■ **Exercise prompt**
All the data should come back exactly as it was given.

Stored data entries
════════

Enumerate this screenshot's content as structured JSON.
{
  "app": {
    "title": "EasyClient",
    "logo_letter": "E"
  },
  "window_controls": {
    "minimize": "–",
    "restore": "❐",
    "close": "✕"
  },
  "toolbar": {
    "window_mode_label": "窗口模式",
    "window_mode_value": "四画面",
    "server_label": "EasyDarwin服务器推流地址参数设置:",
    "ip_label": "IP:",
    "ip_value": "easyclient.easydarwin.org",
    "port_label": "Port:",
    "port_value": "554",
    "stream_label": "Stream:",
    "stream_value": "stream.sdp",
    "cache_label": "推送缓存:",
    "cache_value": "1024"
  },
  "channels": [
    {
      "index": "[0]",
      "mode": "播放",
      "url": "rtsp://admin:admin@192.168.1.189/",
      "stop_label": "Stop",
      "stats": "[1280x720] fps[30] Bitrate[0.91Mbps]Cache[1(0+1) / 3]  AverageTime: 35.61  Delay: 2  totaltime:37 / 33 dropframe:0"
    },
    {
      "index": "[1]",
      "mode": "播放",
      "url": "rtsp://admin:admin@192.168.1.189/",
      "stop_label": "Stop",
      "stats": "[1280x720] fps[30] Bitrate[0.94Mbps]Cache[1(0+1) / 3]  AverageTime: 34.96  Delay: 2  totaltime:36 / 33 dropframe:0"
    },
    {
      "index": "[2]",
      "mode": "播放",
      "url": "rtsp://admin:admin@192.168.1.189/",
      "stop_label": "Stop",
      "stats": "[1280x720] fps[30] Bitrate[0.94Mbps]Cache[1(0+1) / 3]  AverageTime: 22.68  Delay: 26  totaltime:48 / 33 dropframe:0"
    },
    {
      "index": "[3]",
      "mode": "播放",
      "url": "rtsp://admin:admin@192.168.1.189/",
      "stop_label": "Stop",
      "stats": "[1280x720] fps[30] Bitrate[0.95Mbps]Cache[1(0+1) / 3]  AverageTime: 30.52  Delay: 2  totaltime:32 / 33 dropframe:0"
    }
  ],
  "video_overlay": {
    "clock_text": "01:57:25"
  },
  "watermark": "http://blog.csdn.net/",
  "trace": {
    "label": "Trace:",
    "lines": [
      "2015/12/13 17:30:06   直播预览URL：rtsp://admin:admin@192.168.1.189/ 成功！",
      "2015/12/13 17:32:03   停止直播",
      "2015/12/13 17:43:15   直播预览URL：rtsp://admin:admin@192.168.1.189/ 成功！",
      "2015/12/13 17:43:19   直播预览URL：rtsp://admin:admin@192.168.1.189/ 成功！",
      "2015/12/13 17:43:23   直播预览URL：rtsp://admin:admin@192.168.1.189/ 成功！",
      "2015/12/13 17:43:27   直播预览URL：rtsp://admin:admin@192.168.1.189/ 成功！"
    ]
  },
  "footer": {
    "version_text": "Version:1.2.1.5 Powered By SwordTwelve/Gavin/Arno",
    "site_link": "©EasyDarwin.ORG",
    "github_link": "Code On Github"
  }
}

════════

■ **Answer for this exercise**
Enumerate this screenshot's content as structured JSON.
{
  "app": {
    "title": "EasyClient",
    "logo_letter": "E"
  },
  "window_controls": {
    "minimize": "–",
    "restore": "❐",
    "close": "✕"
  },
  "toolbar": {
    "window_mode_label": "窗口模式",
    "window_mode_value": "四画面",
    "server_label": "EasyDarwin服务器推流地址参数设置:",
    "ip_label": "IP:",
    "ip_value": "easyclient.easydarwin.org",
    "port_label": "Port:",
    "port_value": "554",
    "stream_label": "Stream:",
    "stream_value": "stream.sdp",
    "cache_label": "推送缓存:",
    "cache_value": "1024"
  },
  "channels": [
    {
      "index": "[0]",
      "mode": "播放",
      "url": "rtsp://admin:admin@192.168.1.189/",
      "stop_label": "Stop",
      "stats": "[1280x720] fps[30] Bitrate[0.91Mbps]Cache[1(0+1) / 3]  AverageTime: 35.61  Delay: 2  totaltime:37 / 33 dropframe:0"
    },
    {
      "index": "[1]",
      "mode": "播放",
      "url": "rtsp://admin:admin@192.168.1.189/",
      "stop_label": "Stop",
      "stats": "[1280x720] fps[30] Bitrate[0.94Mbps]Cache[1(0+1) / 3]  AverageTime: 34.96  Delay: 2  totaltime:36 / 33 dropframe:0"
    },
    {
      "index": "[2]",
      "mode": "播放",
      "url": "rtsp://admin:admin@192.168.1.189/",
      "stop_label": "Stop",
      "stats": "[1280x720] fps[30] Bitrate[0.94Mbps]Cache[1(0+1) / 3]  AverageTime: 22.68  Delay: 26  totaltime:48 / 33 dropframe:0"
    },
    {
      "index": "[3]",
      "mode": "播放",
      "url": "rtsp://admin:admin@192.168.1.189/",
      "stop_label": "Stop",
      "stats": "[1280x720] fps[30] Bitrate[0.95Mbps]Cache[1(0+1) / 3]  AverageTime: 30.52  Delay: 2  totaltime:32 / 33 dropframe:0"
    }
  ],
  "video_overlay": {
    "clock_text": "01:57:25"
  },
  "watermark": "http://blog.csdn.net/",
  "trace": {
    "label": "Trace:",
    "lines": [
      "2015/12/13 17:30:06   直播预览URL：rtsp://admin:admin@192.168.1.189/ 成功！",
      "2015/12/13 17:32:03   停止直播",
      "2015/12/13 17:43:15   直播预览URL：rtsp://admin:admin@192.168.1.189/ 成功！",
      "2015/12/13 17:43:19   直播预览URL：rtsp://admin:admin@192.168.1.189/ 成功！",
      "2015/12/13 17:43:23   直播预览URL：rtsp://admin:admin@192.168.1.189/ 成功！",
      "2015/12/13 17:43:27   直播预览URL：rtsp://admin:admin@192.168.1.189/ 成功！"
    ]
  },
  "footer": {
    "version_text": "Version:1.2.1.5 Powered By SwordTwelve/Gavin/Arno",
    "site_link": "©EasyDarwin.ORG",
    "github_link": "Code On Github"
  }
}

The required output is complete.